Reproduce all of the material exactly as shown.
-- START Data entries --
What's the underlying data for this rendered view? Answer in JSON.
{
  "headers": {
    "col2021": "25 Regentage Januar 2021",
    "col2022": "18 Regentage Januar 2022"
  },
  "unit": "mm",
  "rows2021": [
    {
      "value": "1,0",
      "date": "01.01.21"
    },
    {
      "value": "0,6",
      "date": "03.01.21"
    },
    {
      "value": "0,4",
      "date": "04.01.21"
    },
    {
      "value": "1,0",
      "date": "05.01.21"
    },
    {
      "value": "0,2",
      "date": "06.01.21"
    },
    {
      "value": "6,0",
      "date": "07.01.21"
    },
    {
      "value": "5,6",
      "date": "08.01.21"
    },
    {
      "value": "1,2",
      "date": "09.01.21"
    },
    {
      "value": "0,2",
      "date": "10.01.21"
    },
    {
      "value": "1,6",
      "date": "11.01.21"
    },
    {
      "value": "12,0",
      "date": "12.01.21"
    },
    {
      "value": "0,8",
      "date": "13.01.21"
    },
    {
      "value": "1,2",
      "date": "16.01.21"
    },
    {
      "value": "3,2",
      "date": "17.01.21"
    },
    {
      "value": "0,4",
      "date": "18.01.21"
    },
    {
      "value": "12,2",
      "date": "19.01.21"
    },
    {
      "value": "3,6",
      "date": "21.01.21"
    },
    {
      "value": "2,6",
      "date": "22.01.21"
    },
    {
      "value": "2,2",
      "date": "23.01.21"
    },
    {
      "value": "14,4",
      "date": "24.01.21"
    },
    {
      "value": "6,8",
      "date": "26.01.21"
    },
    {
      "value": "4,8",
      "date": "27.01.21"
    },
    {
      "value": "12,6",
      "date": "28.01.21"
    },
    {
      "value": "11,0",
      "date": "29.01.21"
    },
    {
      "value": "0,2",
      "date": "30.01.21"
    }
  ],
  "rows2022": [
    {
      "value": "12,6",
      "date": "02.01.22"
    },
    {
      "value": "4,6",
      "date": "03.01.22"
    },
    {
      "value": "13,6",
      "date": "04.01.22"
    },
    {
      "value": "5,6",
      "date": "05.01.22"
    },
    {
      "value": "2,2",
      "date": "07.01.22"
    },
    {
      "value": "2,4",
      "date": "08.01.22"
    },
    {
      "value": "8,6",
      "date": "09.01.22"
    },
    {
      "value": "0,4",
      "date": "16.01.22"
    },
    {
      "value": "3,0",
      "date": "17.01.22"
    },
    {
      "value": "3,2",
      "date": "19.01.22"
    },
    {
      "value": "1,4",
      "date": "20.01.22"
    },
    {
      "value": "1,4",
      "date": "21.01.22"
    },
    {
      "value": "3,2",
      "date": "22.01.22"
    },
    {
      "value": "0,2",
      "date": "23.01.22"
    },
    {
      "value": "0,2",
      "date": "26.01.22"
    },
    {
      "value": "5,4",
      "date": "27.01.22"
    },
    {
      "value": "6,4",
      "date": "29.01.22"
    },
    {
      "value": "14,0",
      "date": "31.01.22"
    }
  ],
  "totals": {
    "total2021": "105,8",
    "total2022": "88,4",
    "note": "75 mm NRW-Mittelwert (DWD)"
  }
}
-- END Data entries --
* _Task response_
What's the underlying data for this rendered view? Answer in JSON.
{
  "headers": {
    "col2021": "25 Regentage Januar 2021",
    "col2022": "18 Regentage Januar 2022"
  },
  "unit": "mm",
  "rows2021": [
    {
      "value": "1,0",
      "date": "01.01.21"
    },
    {
      "value": "0,6",
      "date": "03.01.21"
    },
    {
      "value": "0,4",
      "date": "04.01.21"
    },
    {
      "value": "1,0",
      "date": "05.01.21"
    },
    {
      "value": "0,2",
      "date": "06.01.21"
    },
    {
      "value": "6,0",
      "date": "07.01.21"
    },
    {
      "value": "5,6",
      "date": "08.01.21"
    },
    {
      "value": "1,2",
      "date": "09.01.21"
    },
    {
      "value": "0,2",
      "date": "10.01.21"
    },
    {
      "value": "1,6",
      "date": "11.01.21"
    },
    {
      "value": "12,0",
      "date": "12.01.21"
    },
    {
      "value": "0,8",
      "date": "13.01.21"
    },
    {
      "value": "1,2",
      "date": "16.01.21"
    },
    {
      "value": "3,2",
      "date": "17.01.21"
    },
    {
      "value": "0,4",
      "date": "18.01.21"
    },
    {
      "value": "12,2",
      "date": "19.01.21"
    },
    {
      "value": "3,6",
      "date": "21.01.21"
    },
    {
      "value": "2,6",
      "date": "22.01.21"
    },
    {
      "value": "2,2",
      "date": "23.01.21"
    },
    {
      "value": "14,4",
      "date": "24.01.21"
    },
    {
      "value": "6,8",
      "date": "26.01.21"
    },
    {
      "value": "4,8",
      "date": "27.01.21"
    },
    {
      "value": "12,6",
      "date": "28.01.21"
    },
    {
      "value": "11,0",
      "date": "29.01.21"
    },
    {
      "value": "0,2",
      "date": "30.01.21"
    }
  ],
  "rows2022": [
    {
      "value": "12,6",
      "date": "02.01.22"
    },
    {
      "value": "4,6",
      "date": "03.01.22"
    },
    {
      "value": "13,6",
      "date": "04.01.22"
    },
    {
      "value": "5,6",
      "date": "05.01.22"
    },
    {
      "value": "2,2",
      "date": "07.01.22"
    },
    {
      "value": "2,4",
      "date": "08.01.22"
    },
    {
      "value": "8,6",
      "date": "09.01.22"
    },
    {
      "value": "0,4",
      "date": "16.01.22"
    },
    {
      "value": "3,0",
      "date": "17.01.22"
    },
    {
      "value": "3,2",
      "date": "19.01.22"
    },
    {
      "value": "1,4",
      "date": "20.01.22"
    },
    {
      "value": "1,4",
      "date": "21.01.22"
    },
    {
      "value": "3,2",
      "date": "22.01.22"
    },
    {
      "value": "0,2",
      "date": "23.01.22"
    },
    {
      "value": "0,2",
      "date": "26.01.22"
    },
    {
      "value": "5,4",
      "date": "27.01.22"
    },
    {
      "value": "6,4",
      "date": "29.01.22"
    },
    {
      "value": "14,0",
      "date": "31.01.22"
    }
  ],
  "totals": {
    "total2021": "105,8",
    "total2022": "88,4",
    "note": "75 mm NRW-Mittelwert (DWD)"
  }
}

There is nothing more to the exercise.